Input records -
==============================

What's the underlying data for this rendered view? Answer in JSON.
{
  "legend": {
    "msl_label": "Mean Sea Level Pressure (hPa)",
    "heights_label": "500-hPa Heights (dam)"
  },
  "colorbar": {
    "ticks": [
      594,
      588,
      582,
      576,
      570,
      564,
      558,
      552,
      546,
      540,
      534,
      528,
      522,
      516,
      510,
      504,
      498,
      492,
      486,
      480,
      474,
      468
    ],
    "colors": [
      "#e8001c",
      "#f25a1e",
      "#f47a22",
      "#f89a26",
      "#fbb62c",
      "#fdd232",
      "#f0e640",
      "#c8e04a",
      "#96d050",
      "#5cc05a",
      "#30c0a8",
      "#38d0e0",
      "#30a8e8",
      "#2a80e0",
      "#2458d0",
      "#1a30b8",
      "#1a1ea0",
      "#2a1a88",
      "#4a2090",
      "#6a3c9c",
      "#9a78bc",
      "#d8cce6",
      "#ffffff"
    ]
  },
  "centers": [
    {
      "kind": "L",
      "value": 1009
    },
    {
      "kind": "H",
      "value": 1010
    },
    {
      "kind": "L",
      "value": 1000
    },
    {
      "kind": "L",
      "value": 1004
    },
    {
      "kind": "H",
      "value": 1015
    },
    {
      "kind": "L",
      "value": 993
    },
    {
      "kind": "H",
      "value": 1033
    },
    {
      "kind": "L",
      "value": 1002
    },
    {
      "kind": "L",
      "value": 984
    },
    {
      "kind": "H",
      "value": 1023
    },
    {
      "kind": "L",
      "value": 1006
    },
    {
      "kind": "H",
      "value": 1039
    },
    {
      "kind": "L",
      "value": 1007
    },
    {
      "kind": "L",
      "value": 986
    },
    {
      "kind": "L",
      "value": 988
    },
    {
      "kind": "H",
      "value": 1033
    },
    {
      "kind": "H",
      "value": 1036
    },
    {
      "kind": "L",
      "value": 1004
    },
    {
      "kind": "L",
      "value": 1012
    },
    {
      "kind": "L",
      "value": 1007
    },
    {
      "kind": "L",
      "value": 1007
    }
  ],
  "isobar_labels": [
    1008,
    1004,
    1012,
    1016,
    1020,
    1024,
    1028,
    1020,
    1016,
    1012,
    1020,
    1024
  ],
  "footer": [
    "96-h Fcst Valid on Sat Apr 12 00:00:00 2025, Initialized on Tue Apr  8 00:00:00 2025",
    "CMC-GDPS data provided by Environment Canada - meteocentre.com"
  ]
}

==============================

Objective - Using the entries above, return each line that includes the word "data".

The solution -
What's the underlying data for this rendered view? Answer in JSON.
    "CMC-GDPS data provided by Environment Canada - meteocentre.com"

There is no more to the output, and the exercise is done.